→ **Exercise goal**
Count every line where "JSON" shows up, and give that number only.

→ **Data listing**
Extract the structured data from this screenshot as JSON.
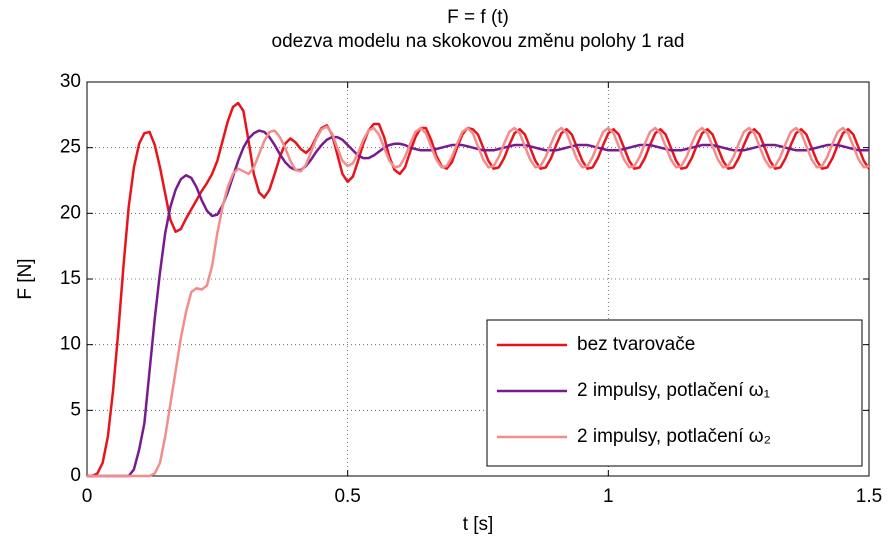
{
  "chart_data": {
    "type": "line",
    "title": "F = f (t)",
    "subtitle": "odezva modelu na skokovou změnu polohy 1 rad",
    "xlabel": "t [s]",
    "ylabel": "F [N]",
    "x": [
      0,
      0.01,
      0.02,
      0.03,
      0.04,
      0.05,
      0.06,
      0.07,
      0.08,
      0.09,
      0.1,
      0.11,
      0.12,
      0.13,
      0.14,
      0.15,
      0.16,
      0.17,
      0.18,
      0.19,
      0.2,
      0.21,
      0.22,
      0.23,
      0.24,
      0.25,
      0.26,
      0.27,
      0.28,
      0.29,
      0.3,
      0.31,
      0.32,
      0.33,
      0.34,
      0.35,
      0.36,
      0.37,
      0.38,
      0.39,
      0.4,
      0.41,
      0.42,
      0.43,
      0.44,
      0.45,
      0.46,
      0.47,
      0.48,
      0.49,
      0.5,
      0.51,
      0.52,
      0.53,
      0.54,
      0.55,
      0.56,
      0.57,
      0.58,
      0.59,
      0.6,
      0.61,
      0.62,
      0.63,
      0.64,
      0.65,
      0.66,
      0.67,
      0.68,
      0.69,
      0.7,
      0.71,
      0.72,
      0.73,
      0.74,
      0.75,
      0.76,
      0.77,
      0.78,
      0.79,
      0.8,
      0.81,
      0.82,
      0.83,
      0.84,
      0.85,
      0.86,
      0.87,
      0.88,
      0.89,
      0.9,
      0.91,
      0.92,
      0.93,
      0.94,
      0.95,
      0.96,
      0.97,
      0.98,
      0.99,
      1,
      1.01,
      1.02,
      1.03,
      1.04,
      1.05,
      1.06,
      1.07,
      1.08,
      1.09,
      1.1,
      1.11,
      1.12,
      1.13,
      1.14,
      1.15,
      1.16,
      1.17,
      1.18,
      1.19,
      1.2,
      1.21,
      1.22,
      1.23,
      1.24,
      1.25,
      1.26,
      1.27,
      1.28,
      1.29,
      1.3,
      1.31,
      1.32,
      1.33,
      1.34,
      1.35,
      1.36,
      1.37,
      1.38,
      1.39,
      1.4,
      1.41,
      1.42,
      1.43,
      1.44,
      1.45,
      1.46,
      1.47,
      1.48,
      1.49,
      1.5
    ],
    "series": [
      {
        "name": "bez tvarovače",
        "color": "#e8141b",
        "values": [
          0,
          0,
          0.2,
          1,
          3,
          6.5,
          11,
          16,
          20.5,
          23.5,
          25.3,
          26.1,
          26.2,
          25.2,
          23.5,
          21.5,
          19.5,
          18.6,
          18.8,
          19.6,
          20.3,
          21,
          21.7,
          22.3,
          23,
          24,
          25.5,
          27,
          28.1,
          28.4,
          27.8,
          25.5,
          23,
          21.6,
          21.2,
          21.8,
          23,
          24.3,
          25.3,
          25.7,
          25.4,
          24.9,
          24.6,
          25,
          25.8,
          26.5,
          26.7,
          26,
          24.5,
          23,
          22.4,
          22.8,
          24,
          25.3,
          26.3,
          26.8,
          26.8,
          25.8,
          24.3,
          23.3,
          23,
          23.5,
          24.7,
          25.8,
          26.5,
          26.5,
          25.6,
          24.4,
          23.6,
          23.4,
          23.9,
          25,
          26,
          26.5,
          26.4,
          26,
          25,
          24,
          23.4,
          23.5,
          24.2,
          25.2,
          26.1,
          26.4,
          26,
          25,
          24,
          23.4,
          23.5,
          24.2,
          25.2,
          26.1,
          26.4,
          26,
          25,
          24,
          23.4,
          23.5,
          24.2,
          25.2,
          26.1,
          26.4,
          26,
          25,
          24,
          23.4,
          23.5,
          24.2,
          25.2,
          26.1,
          26.4,
          26,
          25,
          24,
          23.4,
          23.5,
          24.2,
          25.2,
          26.1,
          26.4,
          26,
          25,
          24,
          23.4,
          23.5,
          24.2,
          25.2,
          26.1,
          26.4,
          26,
          25,
          24,
          23.4,
          23.5,
          24.2,
          25.2,
          26.1,
          26.4,
          26,
          25,
          24,
          23.4,
          23.5,
          24.2,
          25.2,
          26.1,
          26.4,
          26,
          25,
          24,
          23.4
        ]
      },
      {
        "name": "2 impulsy, potlačení ω₁",
        "color": "#7a1a8f",
        "values": [
          0,
          0,
          0,
          0,
          0,
          0,
          0,
          0,
          0,
          0.5,
          2,
          4,
          8,
          12,
          15.5,
          18.5,
          20.5,
          21.8,
          22.6,
          22.9,
          22.7,
          22,
          21,
          20.2,
          19.8,
          19.9,
          20.6,
          21.6,
          22.8,
          24,
          25,
          25.7,
          26.1,
          26.3,
          26.2,
          25.8,
          25.2,
          24.5,
          23.9,
          23.5,
          23.3,
          23.3,
          23.6,
          24.1,
          24.7,
          25.2,
          25.6,
          25.8,
          25.8,
          25.6,
          25.2,
          24.8,
          24.4,
          24.2,
          24.2,
          24.4,
          24.7,
          25,
          25.2,
          25.3,
          25.3,
          25.2,
          25,
          24.9,
          24.8,
          24.8,
          24.8,
          24.9,
          25,
          25.1,
          25.2,
          25.2,
          25.2,
          25.1,
          25,
          24.9,
          24.8,
          24.8,
          24.8,
          24.9,
          25,
          25.1,
          25.2,
          25.2,
          25.2,
          25.1,
          25,
          24.9,
          24.8,
          24.8,
          24.8,
          24.9,
          25,
          25.1,
          25.2,
          25.2,
          25.2,
          25.1,
          25,
          24.9,
          24.8,
          24.8,
          24.8,
          24.9,
          25,
          25.1,
          25.2,
          25.2,
          25.2,
          25.1,
          25,
          24.9,
          24.8,
          24.8,
          24.8,
          24.9,
          25,
          25.1,
          25.2,
          25.2,
          25.2,
          25.1,
          25,
          24.9,
          24.8,
          24.8,
          24.8,
          24.9,
          25,
          25.1,
          25.2,
          25.2,
          25.2,
          25.1,
          25,
          24.9,
          24.8,
          24.8,
          24.8,
          24.9,
          25,
          25.1,
          25.2,
          25.2,
          25.2,
          25.1,
          25,
          24.9,
          24.8,
          24.8,
          24.8
        ]
      },
      {
        "name": "2 impulsy, potlačení ω₂",
        "color": "#f48c8c",
        "values": [
          0,
          0,
          0,
          0,
          0,
          0,
          0,
          0,
          0,
          0,
          0,
          0,
          0,
          0.2,
          1,
          3,
          5.5,
          8,
          10.5,
          12.5,
          14,
          14.3,
          14.2,
          14.5,
          16,
          18.5,
          20.5,
          22,
          23,
          23.4,
          23.2,
          23,
          23.5,
          24.5,
          25.5,
          26.2,
          26.3,
          25.8,
          25,
          24,
          23.3,
          23.2,
          23.7,
          24.7,
          25.7,
          26.4,
          26.6,
          26.1,
          25,
          24,
          23.6,
          23.8,
          24.6,
          25.6,
          26.3,
          26.5,
          26,
          25,
          24,
          23.5,
          23.6,
          24.3,
          25.3,
          26.2,
          26.5,
          26.1,
          25.1,
          24.1,
          23.5,
          23.6,
          24.3,
          25.3,
          26.2,
          26.5,
          26.1,
          25.1,
          24.1,
          23.5,
          23.6,
          24.3,
          25.3,
          26.2,
          26.5,
          26.1,
          25.1,
          24.1,
          23.5,
          23.6,
          24.3,
          25.3,
          26.2,
          26.5,
          26.1,
          25.1,
          24.1,
          23.5,
          23.6,
          24.3,
          25.3,
          26.2,
          26.5,
          26.1,
          25.1,
          24.1,
          23.5,
          23.6,
          24.3,
          25.3,
          26.2,
          26.5,
          26.1,
          25.1,
          24.1,
          23.5,
          23.6,
          24.3,
          25.3,
          26.2,
          26.5,
          26.1,
          25.1,
          24.1,
          23.5,
          23.6,
          24.3,
          25.3,
          26.2,
          26.5,
          26.1,
          25.1,
          24.1,
          23.5,
          23.6,
          24.3,
          25.3,
          26.2,
          26.5,
          26.1,
          25.1,
          24.1,
          23.5,
          23.6,
          24.3,
          25.3,
          26.2,
          26.5,
          26.1,
          25.1,
          24.1,
          23.5,
          23.6
        ]
      }
    ],
    "xlim": [
      0,
      1.5
    ],
    "xticks": [
      0,
      0.5,
      1,
      1.5
    ],
    "ylim": [
      0,
      30
    ],
    "yticks": [
      0,
      5,
      10,
      15,
      20,
      25,
      30
    ],
    "grid": true,
    "legend": "lower right"
  }
}
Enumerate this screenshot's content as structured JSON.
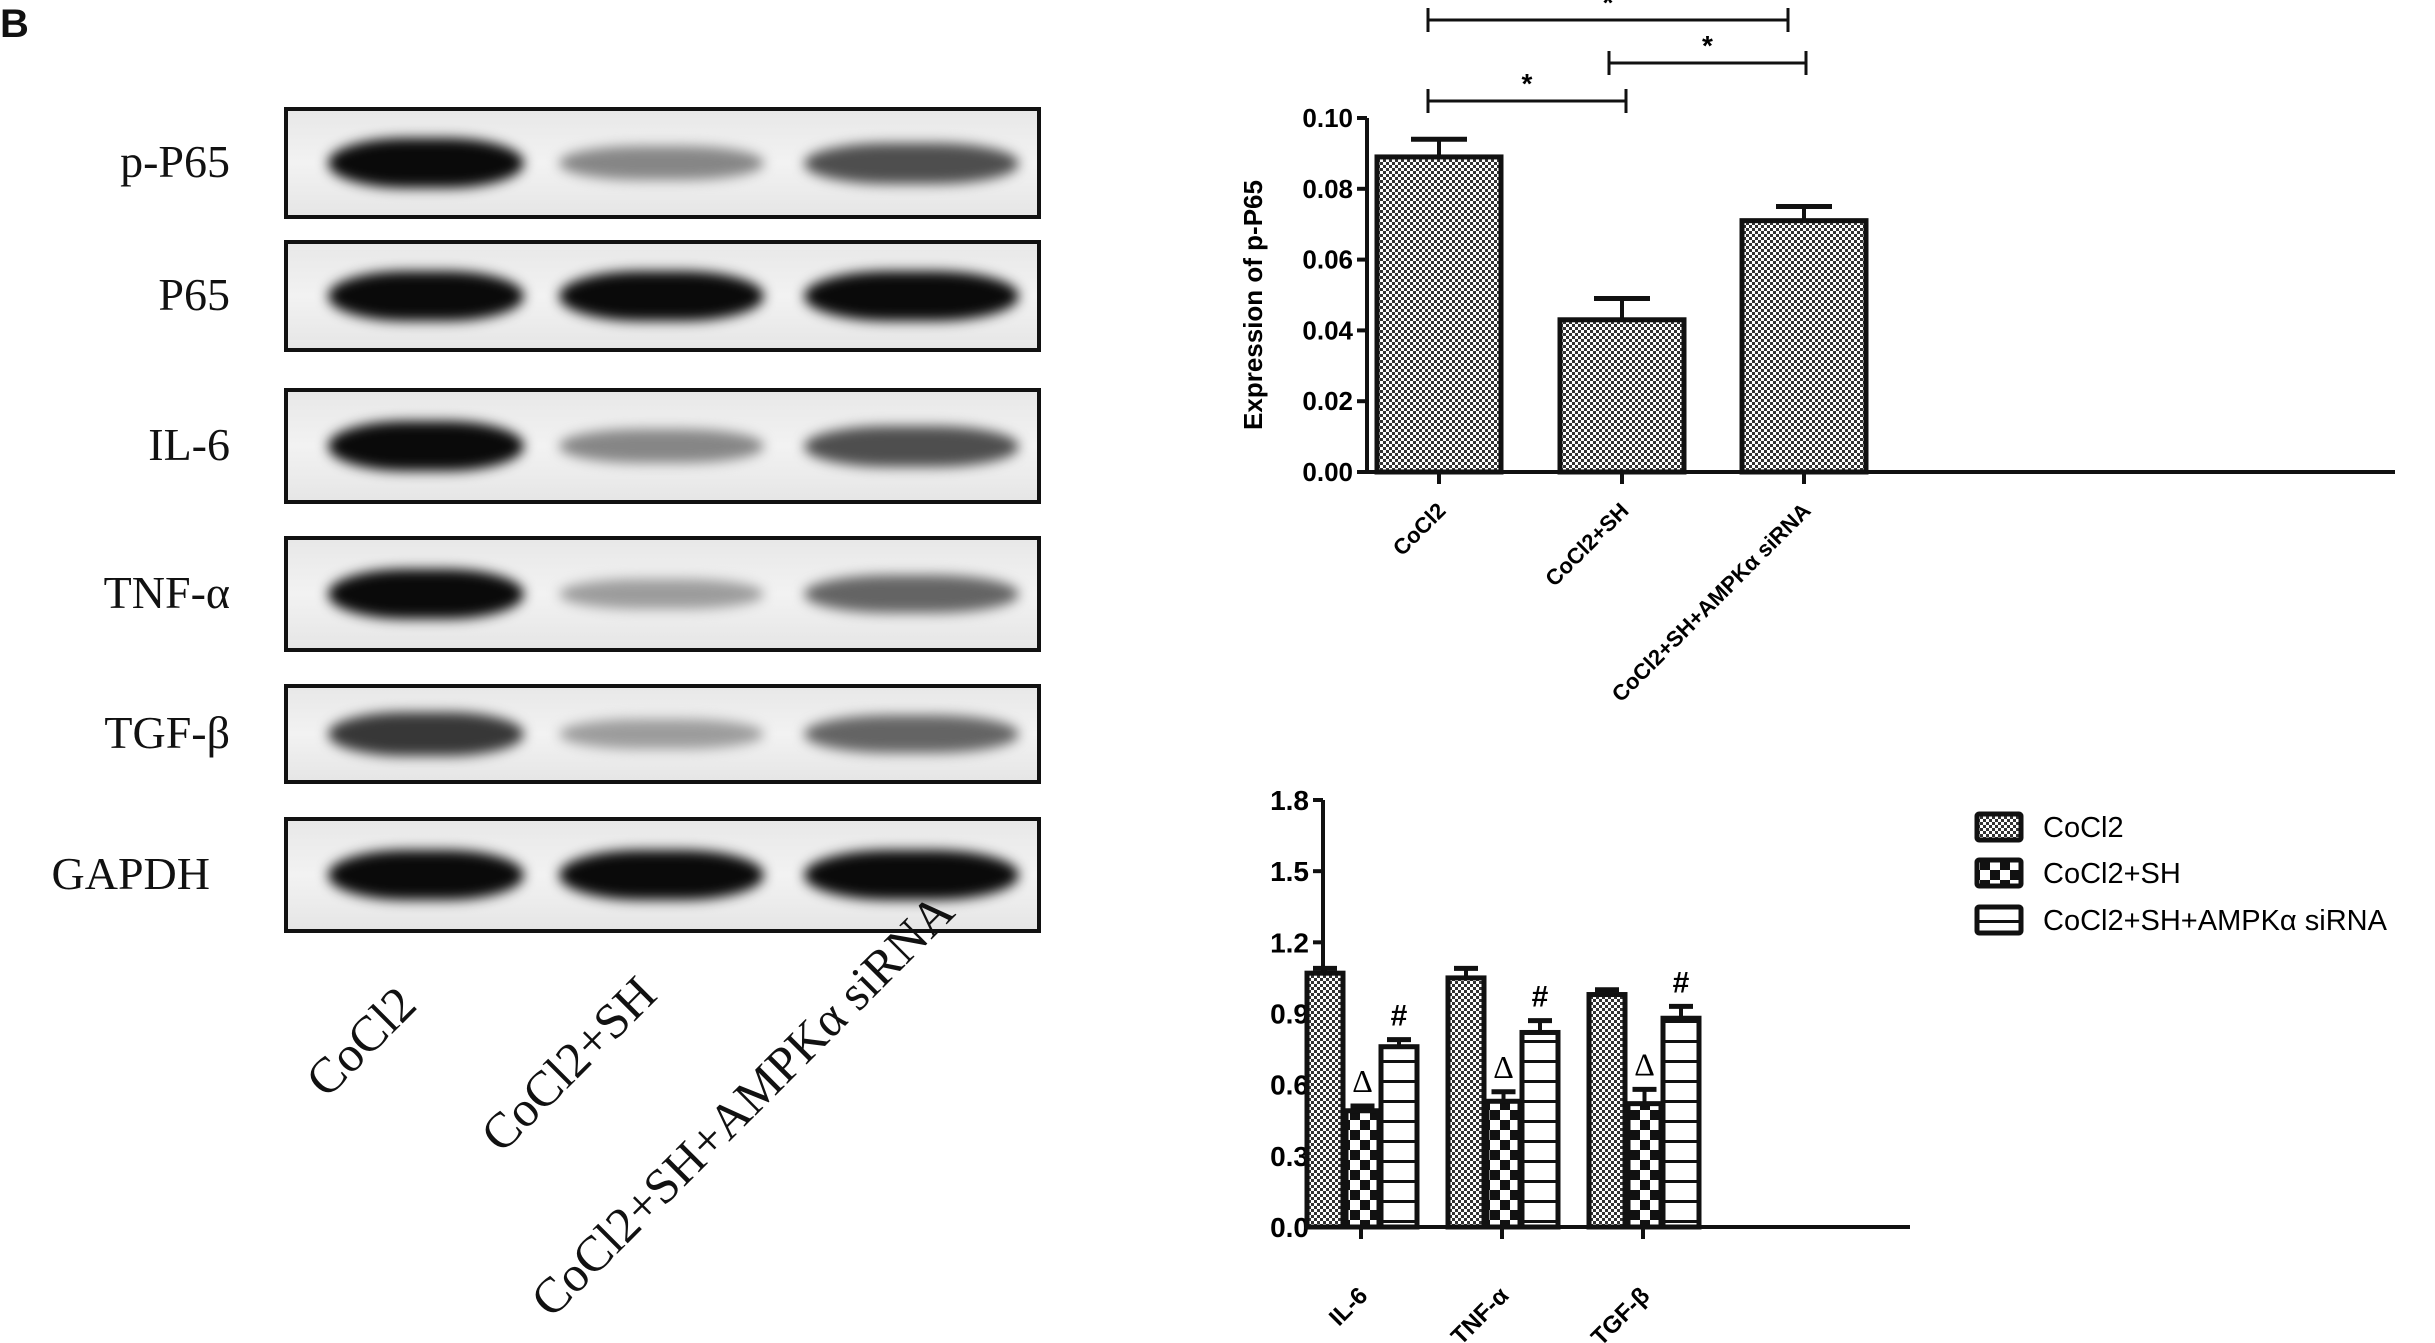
{
  "panel_label": "B",
  "western_blot": {
    "rows": [
      {
        "label": "p-P65",
        "intensity": [
          1.0,
          0.45,
          0.7
        ]
      },
      {
        "label": "P65",
        "intensity": [
          1.0,
          1.0,
          1.0
        ]
      },
      {
        "label": "IL-6",
        "intensity": [
          1.0,
          0.45,
          0.7
        ]
      },
      {
        "label": "TNF-α",
        "intensity": [
          1.0,
          0.35,
          0.6
        ]
      },
      {
        "label": "TGF-β",
        "intensity": [
          0.8,
          0.35,
          0.6
        ]
      },
      {
        "label": "GAPDH",
        "intensity": [
          1.0,
          1.0,
          1.0
        ]
      }
    ],
    "lanes": [
      "CoCl2",
      "CoCl2+SH",
      "CoCl2+SH+AMPKα siRNA"
    ]
  },
  "chart_data": [
    {
      "type": "bar",
      "title": "",
      "xlabel": "",
      "ylabel": "Expression of p-P65",
      "categories": [
        "CoCl2",
        "CoCl2+SH",
        "CoCl2+SH+AMPKα siRNA"
      ],
      "values": [
        0.089,
        0.043,
        0.071
      ],
      "errors": [
        0.005,
        0.006,
        0.004
      ],
      "ylim": [
        0,
        0.1
      ],
      "yticks": [
        "0.00",
        "0.02",
        "0.04",
        "0.06",
        "0.08",
        "0.10"
      ],
      "grid": false,
      "significance": [
        {
          "from": 0,
          "to": 1,
          "label": "*"
        },
        {
          "from": 1,
          "to": 2,
          "label": "*"
        },
        {
          "from": 0,
          "to": 2,
          "label": "*"
        }
      ]
    },
    {
      "type": "bar",
      "title": "",
      "xlabel": "",
      "ylabel": "",
      "categories": [
        "IL-6",
        "TNF-α",
        "TGF-β"
      ],
      "series": [
        {
          "name": "CoCl2",
          "values": [
            1.07,
            1.05,
            0.98
          ],
          "errors": [
            0.02,
            0.04,
            0.02
          ],
          "marker": ""
        },
        {
          "name": "CoCl2+SH",
          "values": [
            0.49,
            0.53,
            0.52
          ],
          "errors": [
            0.02,
            0.04,
            0.06
          ],
          "marker": "Δ"
        },
        {
          "name": "CoCl2+SH+AMPKα  siRNA",
          "values": [
            0.76,
            0.82,
            0.88
          ],
          "errors": [
            0.03,
            0.05,
            0.05
          ],
          "marker": "#"
        }
      ],
      "ylim": [
        0,
        1.8
      ],
      "yticks": [
        "0.0",
        "0.3",
        "0.6",
        "0.9",
        "1.2",
        "1.5",
        "1.8"
      ],
      "grid": false,
      "legend_position": "right"
    }
  ]
}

→ **Task response**
2